━━━ TASK INPUT
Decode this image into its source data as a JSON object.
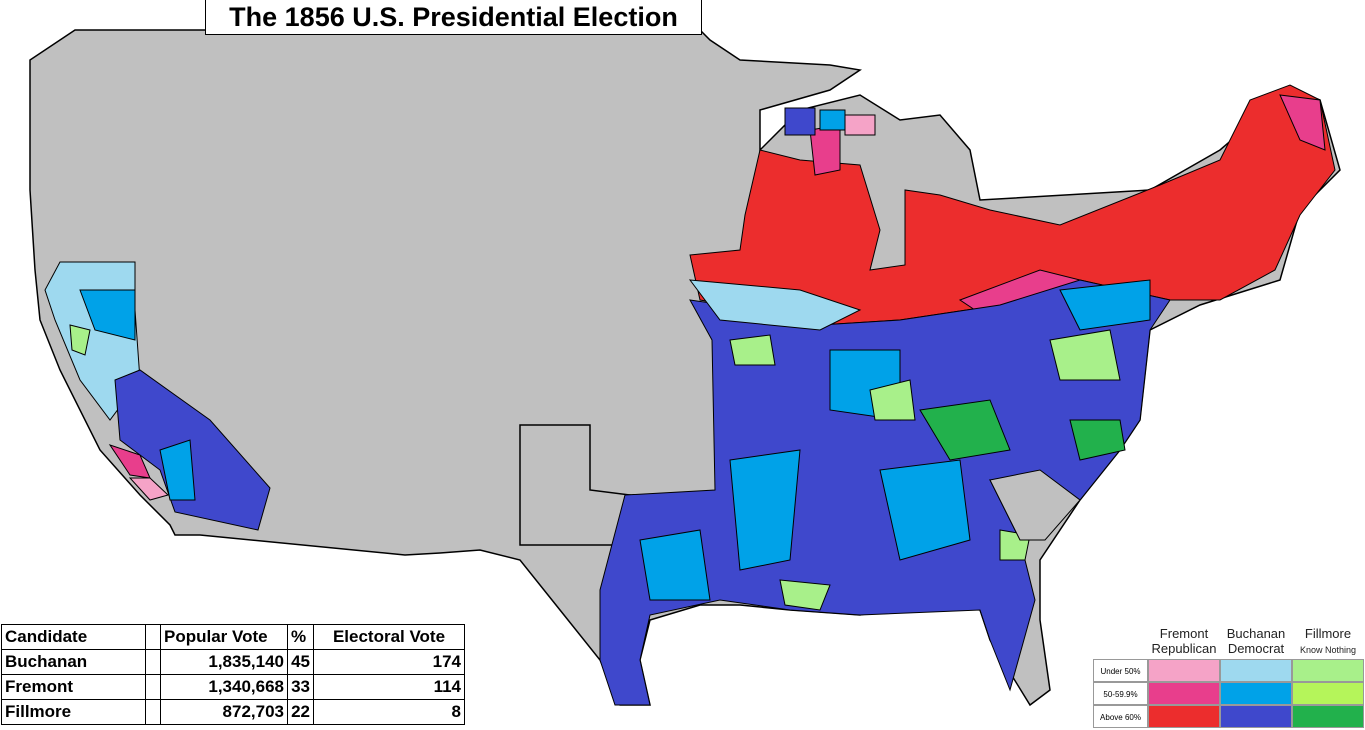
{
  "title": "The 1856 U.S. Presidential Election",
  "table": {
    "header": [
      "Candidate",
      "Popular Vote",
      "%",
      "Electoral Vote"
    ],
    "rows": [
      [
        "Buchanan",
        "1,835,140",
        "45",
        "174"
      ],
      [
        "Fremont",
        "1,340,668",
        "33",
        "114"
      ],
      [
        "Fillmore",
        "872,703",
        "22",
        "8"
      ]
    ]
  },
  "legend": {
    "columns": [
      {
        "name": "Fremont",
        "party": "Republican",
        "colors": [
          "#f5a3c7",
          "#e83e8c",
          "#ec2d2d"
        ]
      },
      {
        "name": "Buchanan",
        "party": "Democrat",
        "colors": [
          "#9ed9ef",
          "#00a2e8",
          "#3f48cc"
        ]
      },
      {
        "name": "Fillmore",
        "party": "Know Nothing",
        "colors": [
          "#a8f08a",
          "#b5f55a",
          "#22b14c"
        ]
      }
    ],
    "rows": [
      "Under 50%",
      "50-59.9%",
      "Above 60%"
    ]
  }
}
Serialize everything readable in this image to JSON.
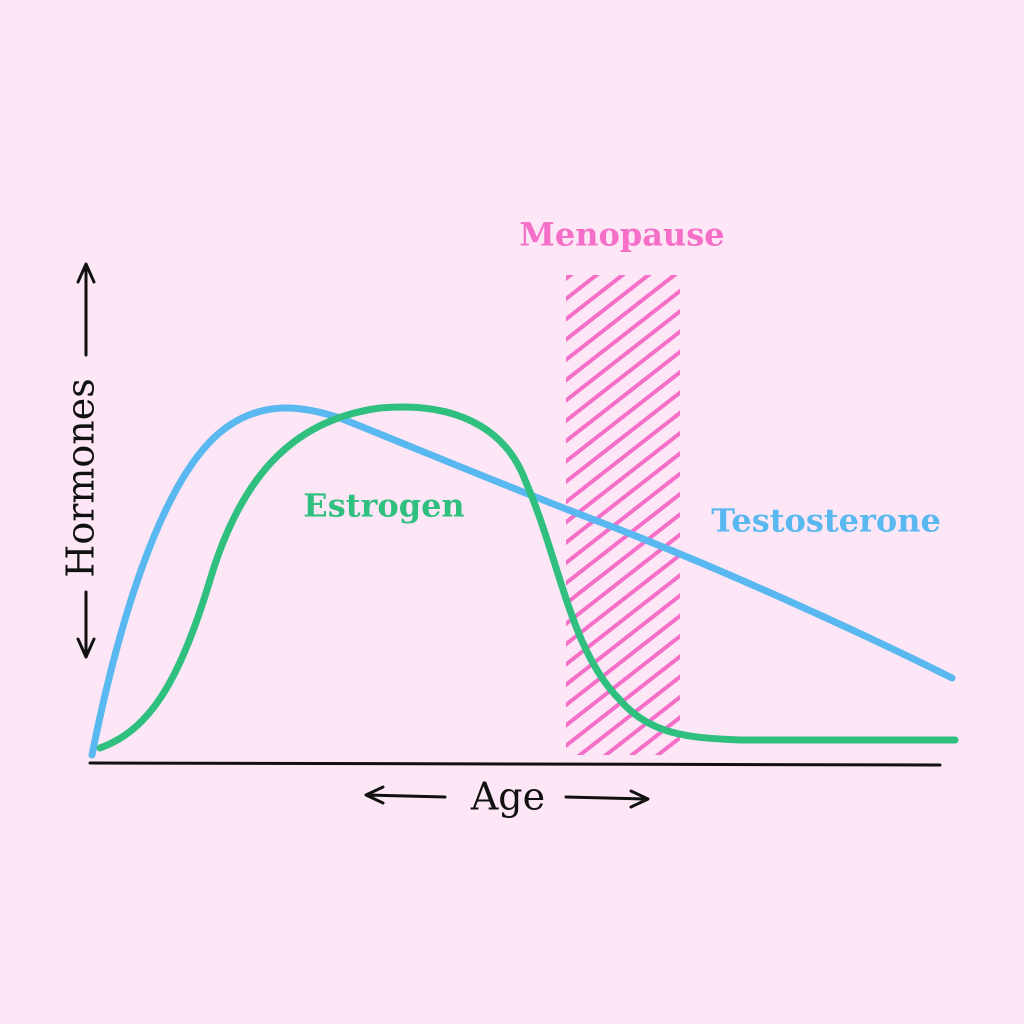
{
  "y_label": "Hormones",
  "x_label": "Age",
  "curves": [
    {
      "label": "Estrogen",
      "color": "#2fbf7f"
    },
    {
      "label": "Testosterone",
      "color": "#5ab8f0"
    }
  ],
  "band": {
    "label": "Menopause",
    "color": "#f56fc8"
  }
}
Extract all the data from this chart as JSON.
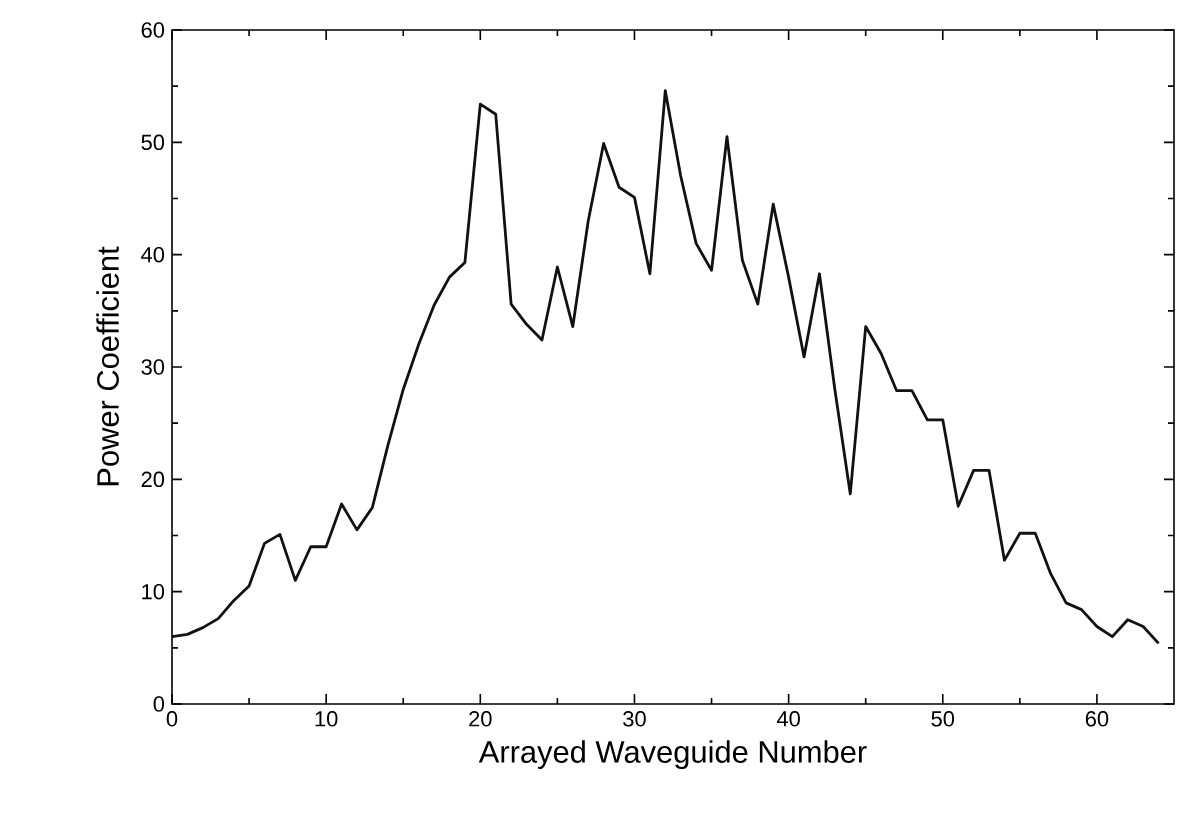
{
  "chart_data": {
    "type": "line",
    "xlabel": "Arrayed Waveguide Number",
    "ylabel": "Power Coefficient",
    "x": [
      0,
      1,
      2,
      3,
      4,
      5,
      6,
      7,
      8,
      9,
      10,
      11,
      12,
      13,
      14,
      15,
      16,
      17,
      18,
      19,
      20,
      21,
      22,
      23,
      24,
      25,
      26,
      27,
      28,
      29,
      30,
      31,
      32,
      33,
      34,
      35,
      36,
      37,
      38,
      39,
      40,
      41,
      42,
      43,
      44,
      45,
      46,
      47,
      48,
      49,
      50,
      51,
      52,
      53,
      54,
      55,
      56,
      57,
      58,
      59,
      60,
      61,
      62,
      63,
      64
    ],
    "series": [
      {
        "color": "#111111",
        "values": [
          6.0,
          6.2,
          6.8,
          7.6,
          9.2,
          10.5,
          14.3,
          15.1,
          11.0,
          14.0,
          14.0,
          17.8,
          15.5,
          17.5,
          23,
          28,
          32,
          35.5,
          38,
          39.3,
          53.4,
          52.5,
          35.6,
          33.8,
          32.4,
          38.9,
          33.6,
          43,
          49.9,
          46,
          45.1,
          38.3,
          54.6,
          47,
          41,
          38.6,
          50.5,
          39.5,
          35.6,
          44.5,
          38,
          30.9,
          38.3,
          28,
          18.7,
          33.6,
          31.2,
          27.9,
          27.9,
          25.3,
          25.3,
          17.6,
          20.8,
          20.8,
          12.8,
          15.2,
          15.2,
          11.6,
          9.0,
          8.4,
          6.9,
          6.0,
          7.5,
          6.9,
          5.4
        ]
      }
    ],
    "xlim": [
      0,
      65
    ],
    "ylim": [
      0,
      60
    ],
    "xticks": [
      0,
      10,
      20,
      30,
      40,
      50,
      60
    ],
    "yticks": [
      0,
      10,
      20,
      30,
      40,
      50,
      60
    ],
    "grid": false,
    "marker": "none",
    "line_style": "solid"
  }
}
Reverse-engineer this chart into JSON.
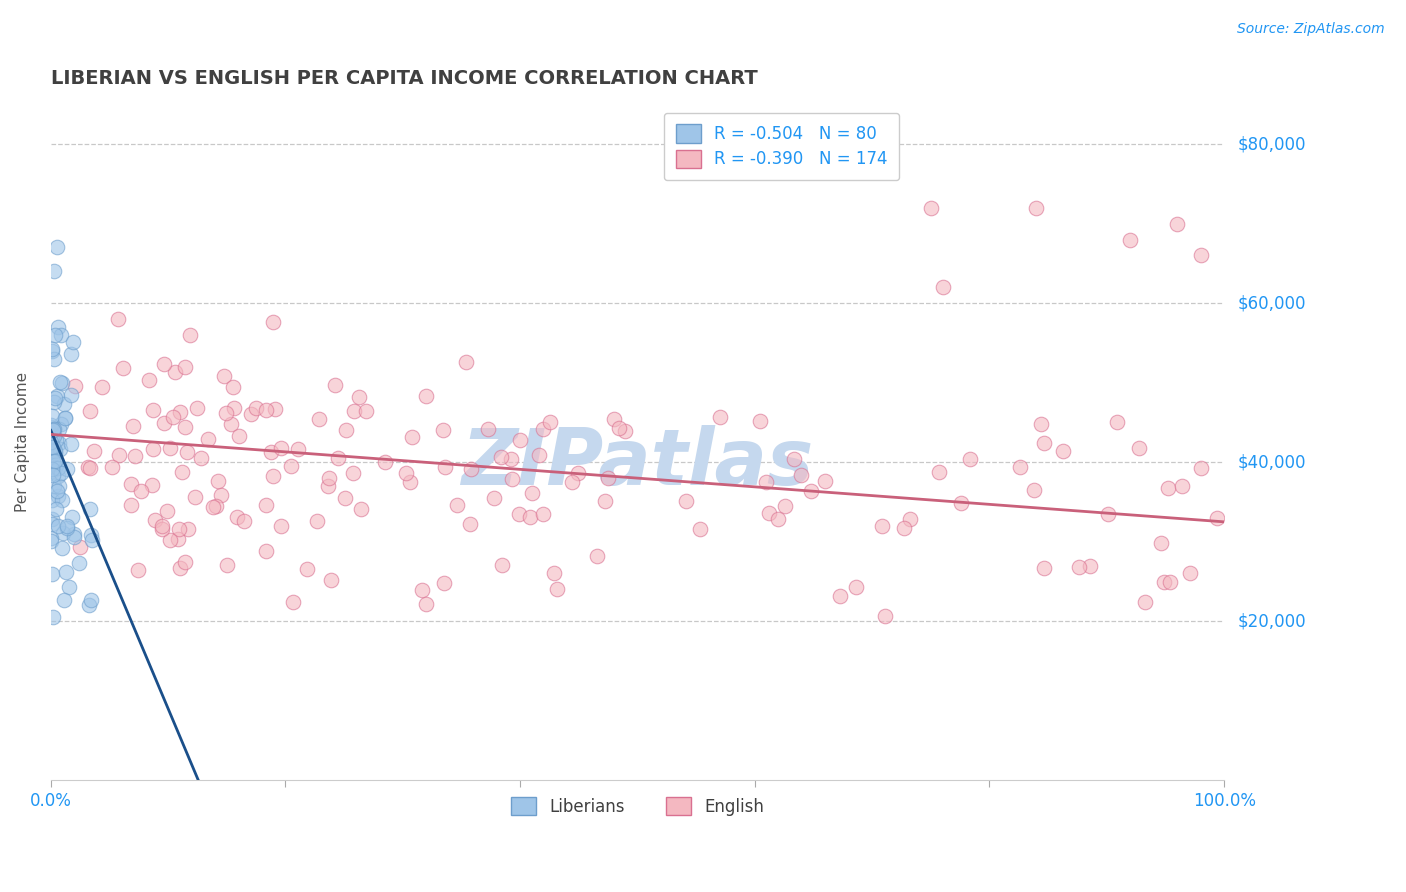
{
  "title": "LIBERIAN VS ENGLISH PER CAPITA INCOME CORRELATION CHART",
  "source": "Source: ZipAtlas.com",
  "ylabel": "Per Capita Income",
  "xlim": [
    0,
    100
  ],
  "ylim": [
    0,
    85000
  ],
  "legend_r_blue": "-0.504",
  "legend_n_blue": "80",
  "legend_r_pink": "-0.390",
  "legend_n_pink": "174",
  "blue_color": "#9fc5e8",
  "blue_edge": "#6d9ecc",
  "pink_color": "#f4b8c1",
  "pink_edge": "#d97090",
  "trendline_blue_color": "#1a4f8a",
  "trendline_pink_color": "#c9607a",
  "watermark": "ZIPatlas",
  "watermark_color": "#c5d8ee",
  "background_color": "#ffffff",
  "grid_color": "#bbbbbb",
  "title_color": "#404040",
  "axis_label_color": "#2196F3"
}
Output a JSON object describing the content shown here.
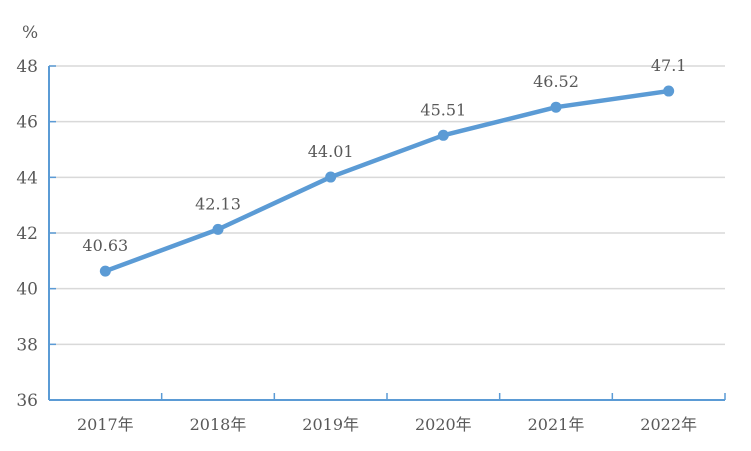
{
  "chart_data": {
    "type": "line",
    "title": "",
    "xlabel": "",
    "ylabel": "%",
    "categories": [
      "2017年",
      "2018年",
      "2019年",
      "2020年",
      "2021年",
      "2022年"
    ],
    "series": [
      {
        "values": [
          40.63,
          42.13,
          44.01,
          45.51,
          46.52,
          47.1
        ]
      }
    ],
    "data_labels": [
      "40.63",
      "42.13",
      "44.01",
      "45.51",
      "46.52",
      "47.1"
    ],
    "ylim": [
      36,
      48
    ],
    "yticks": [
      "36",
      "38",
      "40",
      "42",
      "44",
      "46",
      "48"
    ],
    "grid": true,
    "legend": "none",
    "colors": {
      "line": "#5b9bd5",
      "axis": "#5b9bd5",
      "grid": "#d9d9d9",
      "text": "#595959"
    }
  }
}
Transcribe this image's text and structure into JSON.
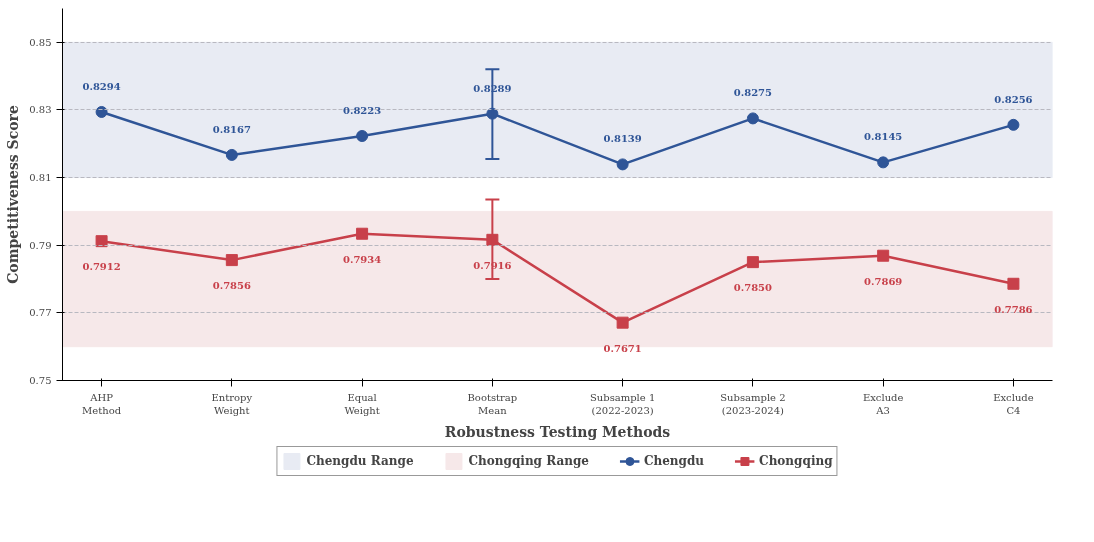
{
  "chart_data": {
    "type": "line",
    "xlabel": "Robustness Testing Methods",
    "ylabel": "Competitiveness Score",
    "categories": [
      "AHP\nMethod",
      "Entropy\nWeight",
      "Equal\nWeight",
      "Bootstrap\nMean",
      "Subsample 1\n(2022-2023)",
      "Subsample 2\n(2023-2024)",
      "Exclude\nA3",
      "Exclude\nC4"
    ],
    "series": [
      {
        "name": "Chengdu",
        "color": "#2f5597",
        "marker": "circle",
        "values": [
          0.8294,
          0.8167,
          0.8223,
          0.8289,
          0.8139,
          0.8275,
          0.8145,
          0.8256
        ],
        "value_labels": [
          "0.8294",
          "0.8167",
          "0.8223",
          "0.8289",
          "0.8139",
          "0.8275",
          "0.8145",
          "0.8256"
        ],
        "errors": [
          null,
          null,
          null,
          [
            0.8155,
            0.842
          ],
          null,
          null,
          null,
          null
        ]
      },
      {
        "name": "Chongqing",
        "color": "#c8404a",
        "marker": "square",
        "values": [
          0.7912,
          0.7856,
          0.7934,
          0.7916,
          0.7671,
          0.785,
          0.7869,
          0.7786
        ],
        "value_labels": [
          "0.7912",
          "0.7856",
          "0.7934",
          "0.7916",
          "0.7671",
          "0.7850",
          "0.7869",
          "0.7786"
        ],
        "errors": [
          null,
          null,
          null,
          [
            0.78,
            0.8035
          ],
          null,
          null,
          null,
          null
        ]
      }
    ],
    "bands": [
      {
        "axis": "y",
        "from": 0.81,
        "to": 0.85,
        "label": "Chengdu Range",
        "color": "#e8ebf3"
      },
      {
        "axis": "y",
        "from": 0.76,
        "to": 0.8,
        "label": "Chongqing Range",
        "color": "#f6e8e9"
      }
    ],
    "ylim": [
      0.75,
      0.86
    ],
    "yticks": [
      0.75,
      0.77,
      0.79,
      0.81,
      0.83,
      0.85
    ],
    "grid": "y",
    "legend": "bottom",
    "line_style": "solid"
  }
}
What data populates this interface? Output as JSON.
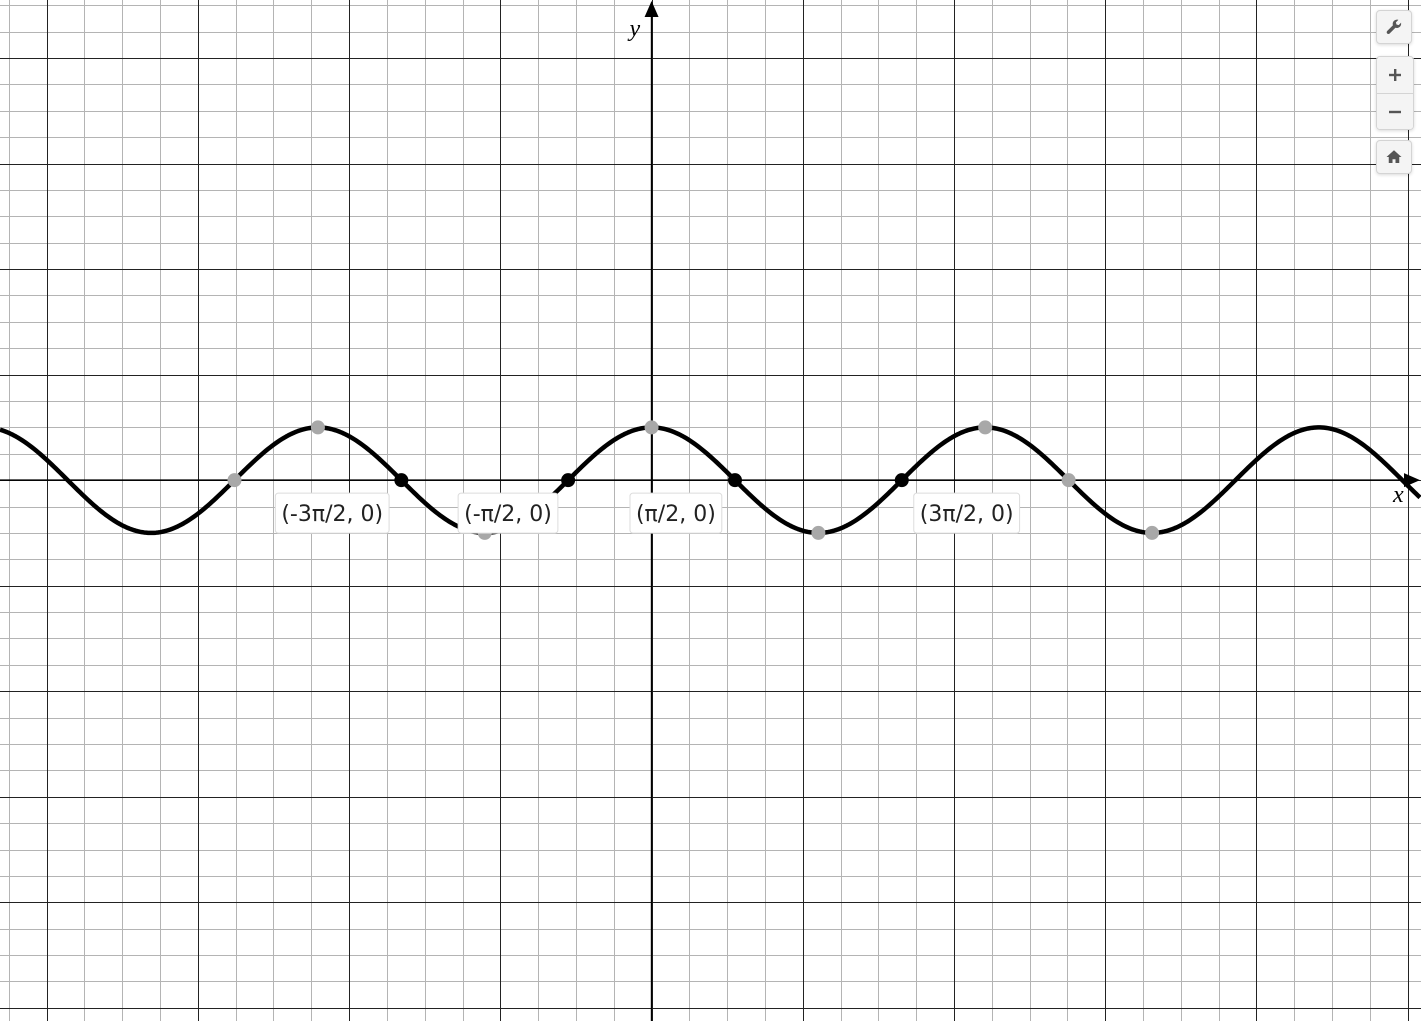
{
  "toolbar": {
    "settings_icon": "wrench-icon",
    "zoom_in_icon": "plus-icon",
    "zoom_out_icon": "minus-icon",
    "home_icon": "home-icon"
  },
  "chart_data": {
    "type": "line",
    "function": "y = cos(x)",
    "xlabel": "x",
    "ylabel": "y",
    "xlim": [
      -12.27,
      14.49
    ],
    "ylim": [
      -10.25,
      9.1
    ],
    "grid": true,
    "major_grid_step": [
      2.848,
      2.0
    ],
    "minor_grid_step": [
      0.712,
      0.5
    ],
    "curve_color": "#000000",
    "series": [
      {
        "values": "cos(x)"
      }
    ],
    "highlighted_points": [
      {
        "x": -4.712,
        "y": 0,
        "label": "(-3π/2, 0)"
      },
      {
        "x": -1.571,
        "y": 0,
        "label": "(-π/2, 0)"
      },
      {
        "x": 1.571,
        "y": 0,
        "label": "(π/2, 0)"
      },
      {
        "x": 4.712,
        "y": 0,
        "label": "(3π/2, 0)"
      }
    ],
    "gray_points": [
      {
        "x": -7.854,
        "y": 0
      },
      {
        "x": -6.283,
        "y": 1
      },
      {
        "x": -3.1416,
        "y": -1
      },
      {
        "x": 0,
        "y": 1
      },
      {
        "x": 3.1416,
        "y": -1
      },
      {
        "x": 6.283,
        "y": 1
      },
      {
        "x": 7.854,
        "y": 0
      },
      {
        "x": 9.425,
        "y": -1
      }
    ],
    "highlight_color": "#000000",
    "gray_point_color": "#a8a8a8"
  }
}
━━━━━━
TO DO → Above are lines of data; state how many of them contain the word "Range", with no other output.

RESULT → 2